DIRECTION> Show all lines holding "不准讲小话".

** start RAW RECORDS **

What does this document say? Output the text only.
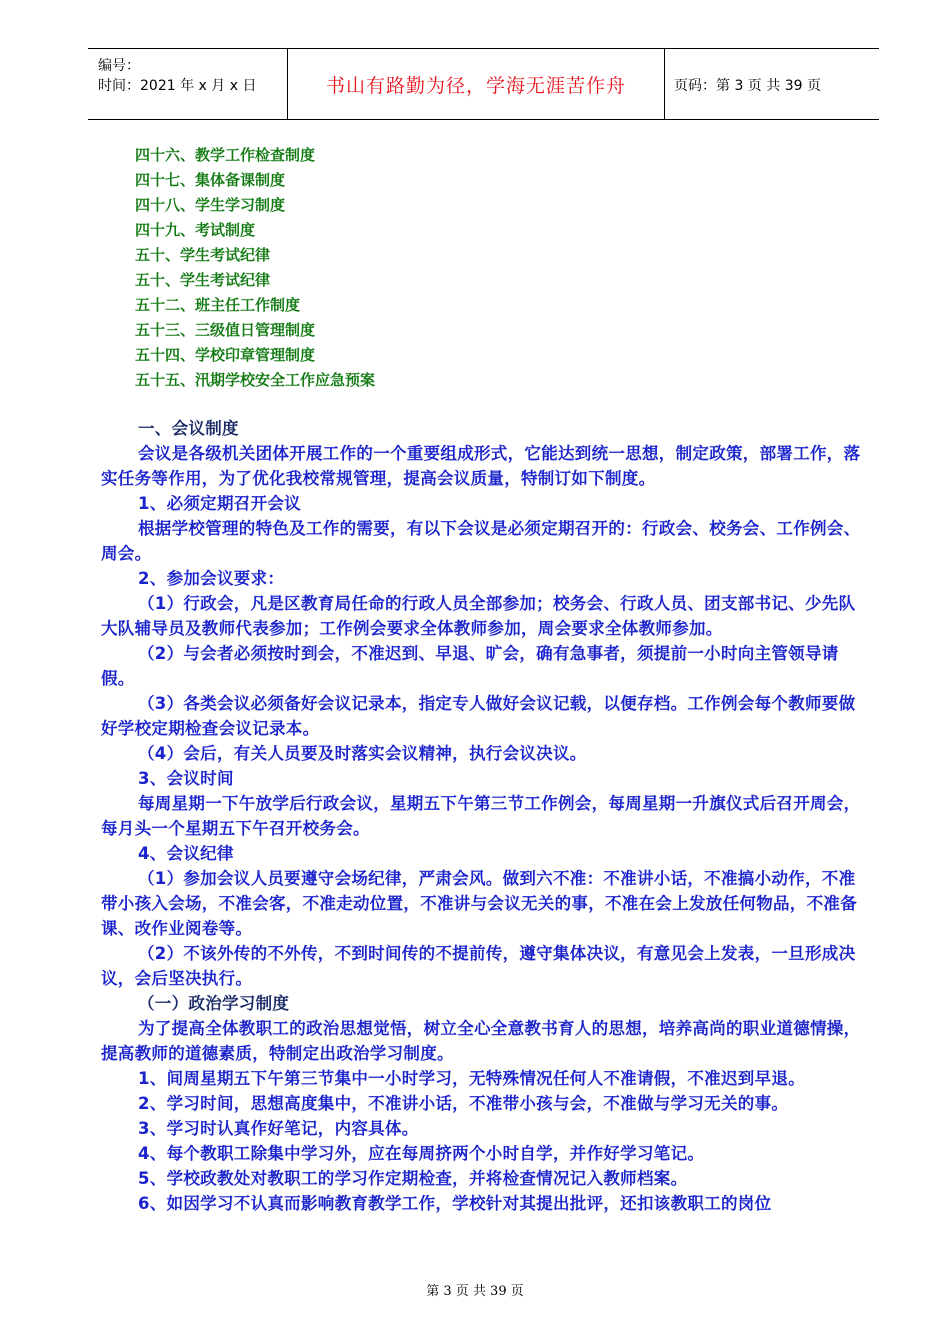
编号：
时间：2021 年 x 月 x 日	书山有路勤为径，学海无涯苦作舟	页码：第 3 页 共 39 页
四十六、教学工作检查制度
四十七、集体备课制度
四十八、学生学习制度
四十九、考试制度
五十、学生考试纪律
五十、学生考试纪律
五十二、班主任工作制度
五十三、三级值日管理制度
五十四、学校印章管理制度
五十五、汛期学校安全工作应急预案

一、会议制度

会议是各级机关团体开展工作的一个重要组成形式，它能达到统一思想，制定政策，部署工作，落实任务等作用，为了优化我校常规管理，提高会议质量，特制订如下制度。

1、必须定期召开会议

根据学校管理的特色及工作的需要，有以下会议是必须定期召开的：行政会、校务会、工作例会、周会。

2、参加会议要求：

（1）行政会，凡是区教育局任命的行政人员全部参加；校务会、行政人员、团支部书记、少先队大队辅导员及教师代表参加；工作例会要求全体教师参加，周会要求全体教师参加。

（2）与会者必须按时到会，不准迟到、早退、旷会，确有急事者，须提前一小时向主管领导请假。

（3）各类会议必须备好会议记录本，指定专人做好会议记载，以便存档。工作例会每个教师要做好学校定期检查会议记录本。

（4）会后，有关人员要及时落实会议精神，执行会议决议。

3、会议时间

每周星期一下午放学后行政会议，星期五下午第三节工作例会，每周星期一升旗仪式后召开周会，每月头一个星期五下午召开校务会。

4、会议纪律

（1）参加会议人员要遵守会场纪律，严肃会风。做到六不准：不准讲小话，不准搞小动作，不准带小孩入会场，不准会客，不准走动位置，不准讲与会议无关的事，不准在会上发放任何物品，不准备课、改作业阅卷等。

（2）不该外传的不外传，不到时间传的不提前传，遵守集体决议，有意见会上发表，一旦形成决议，会后坚决执行。

（一）政治学习制度

为了提高全体教职工的政治思想觉悟，树立全心全意教书育人的思想，培养高尚的职业道德情操，提高教师的道德素质，特制定出政治学习制度。

1、间周星期五下午第三节集中一小时学习，无特殊情况任何人不准请假，不准迟到早退。

2、学习时间，思想高度集中，不准讲小话，不准带小孩与会，不准做与学习无关的事。

3、学习时认真作好笔记，内容具体。

4、每个教职工除集中学习外，应在每周挤两个小时自学，并作好学习笔记。

5、学校政教处对教职工的学习作定期检查，并将检查情况记入教师档案。

6、如因学习不认真而影响教育教学工作，学校针对其提出批评，还扣该教职工的岗位

第 3 页 共 39 页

** end RAW RECORDS **

OUTPUT FOR THIS TASK>
（1）参加会议人员要遵守会场纪律，严肃会风。做到六不准：不准讲小话，不准搞小动作，不准带小孩入会场，不准会客，不准走动位置，不准讲与会议无关的事，不准在会上发放任何物品，不准备课、改作业阅卷等。
2、学习时间，思想高度集中，不准讲小话，不准带小孩与会，不准做与学习无关的事。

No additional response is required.